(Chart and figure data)
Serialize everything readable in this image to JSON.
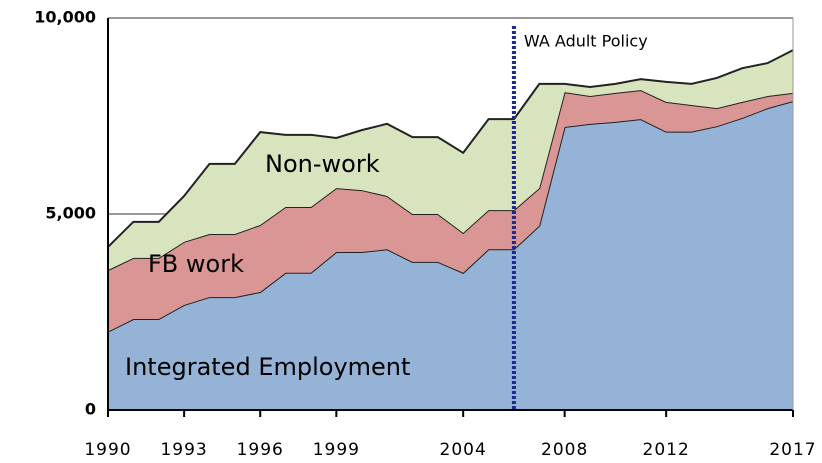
{
  "chart_data": {
    "type": "stacked_area",
    "x": [
      1990,
      1991,
      1992,
      1993,
      1994,
      1995,
      1996,
      1997,
      1998,
      1999,
      2000,
      2001,
      2002,
      2003,
      2004,
      2005,
      2006,
      2007,
      2008,
      2009,
      2010,
      2011,
      2012,
      2013,
      2014,
      2015,
      2016,
      2017
    ],
    "series": [
      {
        "name": "Integrated Employment",
        "color": "#95b3d7",
        "values": [
          2000,
          2320,
          2320,
          2680,
          2880,
          2880,
          3010,
          3500,
          3500,
          4030,
          4030,
          4100,
          3780,
          3780,
          3500,
          4100,
          4100,
          4700,
          7220,
          7300,
          7350,
          7420,
          7100,
          7100,
          7240,
          7450,
          7700,
          7880
        ]
      },
      {
        "name": "FB work",
        "color": "#d99694",
        "values": [
          1570,
          1560,
          1560,
          1610,
          1610,
          1610,
          1710,
          1680,
          1680,
          1630,
          1580,
          1360,
          1220,
          1220,
          1020,
          1000,
          1000,
          960,
          890,
          710,
          740,
          740,
          760,
          680,
          460,
          410,
          310,
          210
        ]
      },
      {
        "name": "Non-work",
        "color": "#d7e4bd",
        "values": [
          590,
          920,
          920,
          1170,
          1790,
          1790,
          2370,
          1840,
          1840,
          1280,
          1530,
          1840,
          1960,
          1960,
          2040,
          2320,
          2320,
          2660,
          210,
          230,
          230,
          280,
          510,
          540,
          770,
          860,
          840,
          1090
        ]
      }
    ],
    "xlim": [
      1990,
      2017
    ],
    "xticks": [
      1990,
      1993,
      1996,
      1999,
      2004,
      2008,
      2012,
      2017
    ],
    "ylim": [
      0,
      10000
    ],
    "yticks": [
      0,
      {
        "value": 5000,
        "label": "5,000"
      },
      {
        "value": 10000,
        "label": "10,000"
      }
    ],
    "grid": true,
    "annotations": [
      {
        "text": "WA Adult Policy",
        "x": 2006
      }
    ]
  }
}
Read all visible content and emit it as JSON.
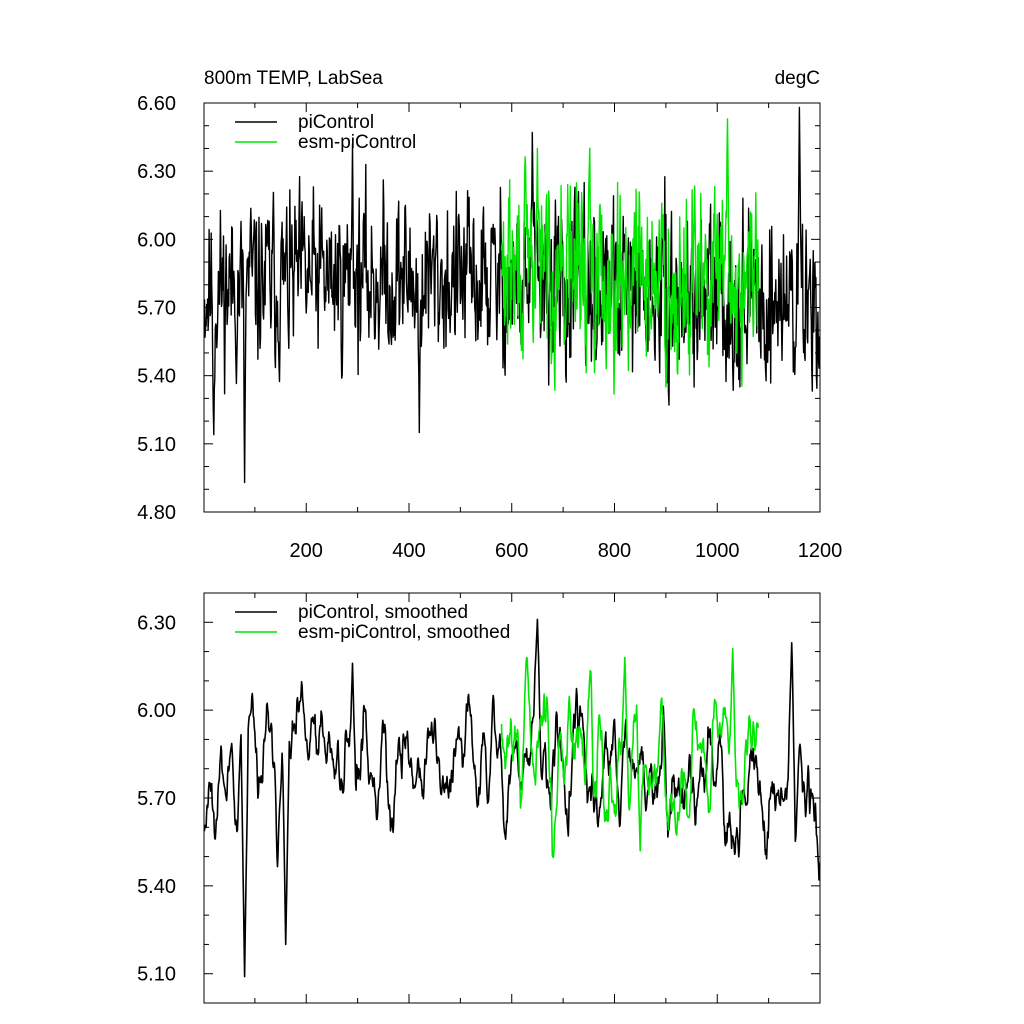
{
  "chart_data": [
    {
      "type": "line",
      "title_left": "800m TEMP, LabSea",
      "title_right": "degC",
      "xlabel": "",
      "ylabel": "",
      "xlim": [
        1,
        1200
      ],
      "ylim": [
        4.8,
        6.6
      ],
      "x_ticks": [
        200,
        400,
        600,
        800,
        1000,
        1200
      ],
      "x_tick_labels": [
        "200",
        "400",
        "600",
        "800",
        "1000",
        "1200"
      ],
      "y_ticks": [
        4.8,
        5.1,
        5.4,
        5.7,
        6.0,
        6.3,
        6.6
      ],
      "y_tick_labels": [
        "4.80",
        "5.10",
        "5.40",
        "5.70",
        "6.00",
        "6.30",
        "6.60"
      ],
      "legend_position": "top-left",
      "series": [
        {
          "name": "piControl",
          "color": "#000000",
          "x_start": 1,
          "x_end": 1200,
          "seed": 11,
          "base": 5.78,
          "trend": 0.05,
          "noise": 0.16,
          "spikes": [
            [
              290,
              6.42
            ],
            [
              640,
              6.47
            ],
            [
              1160,
              6.58
            ],
            [
              80,
              4.93
            ],
            [
              20,
              5.14
            ],
            [
              420,
              5.15
            ]
          ]
        },
        {
          "name": "esm-piControl",
          "color": "#00e600",
          "x_start": 580,
          "x_end": 1080,
          "seed": 29,
          "base": 5.84,
          "trend": 0.03,
          "noise": 0.17,
          "spikes": [
            [
              1020,
              6.53
            ],
            [
              650,
              6.4
            ],
            [
              900,
              5.35
            ]
          ]
        }
      ]
    },
    {
      "type": "line",
      "title_left": "",
      "title_right": "",
      "xlabel": "",
      "ylabel": "",
      "xlim": [
        1,
        1200
      ],
      "ylim": [
        5.0,
        6.4
      ],
      "x_ticks": [
        200,
        400,
        600,
        800,
        1000,
        1200
      ],
      "x_tick_labels": [
        "",
        "",
        "",
        "",
        "",
        ""
      ],
      "y_ticks": [
        5.1,
        5.4,
        5.7,
        6.0,
        6.3
      ],
      "y_tick_labels": [
        "5.10",
        "5.40",
        "5.70",
        "6.00",
        "6.30"
      ],
      "legend_position": "top-left",
      "series": [
        {
          "name": "piControl, smoothed",
          "color": "#000000",
          "x_start": 1,
          "x_end": 1200,
          "seed": 11,
          "base": 5.78,
          "trend": 0.05,
          "noise": 0.16,
          "spikes": [
            [
              650,
              6.31
            ],
            [
              1145,
              6.23
            ],
            [
              80,
              5.09
            ],
            [
              160,
              5.2
            ],
            [
              290,
              6.16
            ]
          ]
        },
        {
          "name": "esm-piControl, smoothed",
          "color": "#00e600",
          "x_start": 580,
          "x_end": 1080,
          "seed": 29,
          "base": 5.84,
          "trend": 0.03,
          "noise": 0.17,
          "spikes": [
            [
              1030,
              6.21
            ],
            [
              820,
              6.18
            ],
            [
              850,
              5.52
            ]
          ]
        }
      ]
    }
  ]
}
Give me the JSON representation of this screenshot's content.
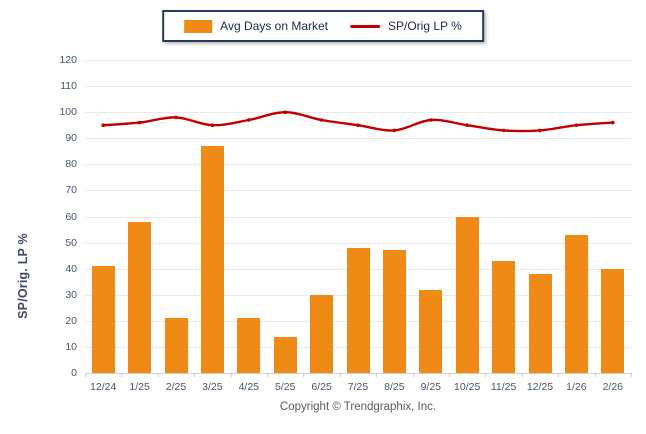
{
  "chart_data": {
    "type": "bar+line combo",
    "categories": [
      "12/24",
      "1/25",
      "2/25",
      "3/25",
      "4/25",
      "5/25",
      "6/25",
      "7/25",
      "8/25",
      "9/25",
      "10/25",
      "11/25",
      "12/25",
      "1/26",
      "2/26"
    ],
    "series": [
      {
        "name": "Avg Days on Market",
        "type": "bar",
        "values": [
          41,
          58,
          21,
          87,
          21,
          14,
          30,
          48,
          47,
          32,
          60,
          43,
          38,
          53,
          40
        ]
      },
      {
        "name": "SP/Orig LP %",
        "type": "line",
        "values": [
          95,
          96,
          98,
          95,
          97,
          100,
          97,
          95,
          93,
          97,
          95,
          93,
          93,
          95,
          96
        ]
      }
    ],
    "title": "",
    "xlabel": "",
    "ylabel": "SP/Orig. LP %",
    "ylim": [
      0,
      120
    ],
    "ytick_step": 10,
    "grid": "horizontal",
    "legend_position": "top-center"
  },
  "footer": {
    "copyright": "Copyright © Trendgraphix, Inc."
  },
  "colors": {
    "bar": "#F08A16",
    "line": "#C00000",
    "axis_text": "#44546A",
    "ylabel_text": "#3B4A63",
    "legend_text": "#152A4E",
    "legend_border": "#26395A",
    "grid": "#E9E9E9",
    "copyright_text": "#595959"
  }
}
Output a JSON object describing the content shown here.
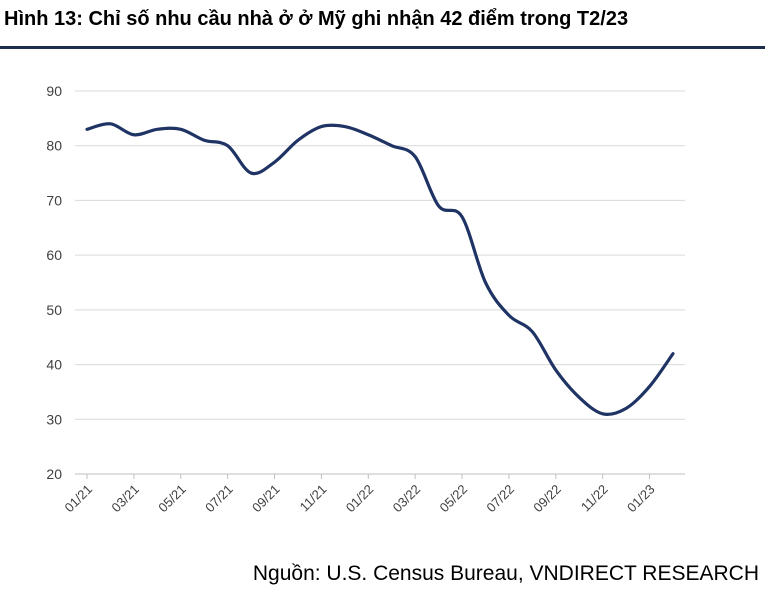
{
  "header": {
    "title": "Hình 13: Chỉ số nhu cầu nhà ở ở Mỹ ghi nhận 42 điểm trong T2/23"
  },
  "footer": {
    "source": "Nguồn: U.S. Census Bureau, VNDIRECT RESEARCH"
  },
  "chart_data": {
    "type": "line",
    "title": "Hình 13: Chỉ số nhu cầu nhà ở ở Mỹ ghi nhận 42 điểm trong T2/23",
    "xlabel": "",
    "ylabel": "",
    "ylim": [
      20,
      90
    ],
    "yticks": [
      20,
      30,
      40,
      50,
      60,
      70,
      80,
      90
    ],
    "grid": true,
    "line_color": "#1f3464",
    "categories": [
      "01/21",
      "02/21",
      "03/21",
      "04/21",
      "05/21",
      "06/21",
      "07/21",
      "08/21",
      "09/21",
      "10/21",
      "11/21",
      "12/21",
      "01/22",
      "02/22",
      "03/22",
      "04/22",
      "05/22",
      "06/22",
      "07/22",
      "08/22",
      "09/22",
      "10/22",
      "11/22",
      "12/22",
      "01/23",
      "02/23"
    ],
    "xtick_labels": [
      "01/21",
      "03/21",
      "05/21",
      "07/21",
      "09/21",
      "11/21",
      "01/22",
      "03/22",
      "05/22",
      "07/22",
      "09/22",
      "11/22",
      "01/23"
    ],
    "series": [
      {
        "name": "",
        "values": [
          83,
          84,
          82,
          83,
          83,
          81,
          80,
          75,
          77,
          81,
          83.5,
          83.5,
          82,
          80,
          78,
          69,
          67,
          55,
          49,
          46,
          39,
          34,
          31,
          32,
          36,
          42
        ]
      }
    ]
  }
}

**What is required:** Filter out all lines lacking the word "JSON" and copy the rest.

**Answer for this exercise:**
Serialize everything readable in this image to JSON.
Read all visible content and emit it as JSON.
Give me the JSON representation of this screenshot's content.
Output a JSON object describing the content shown here.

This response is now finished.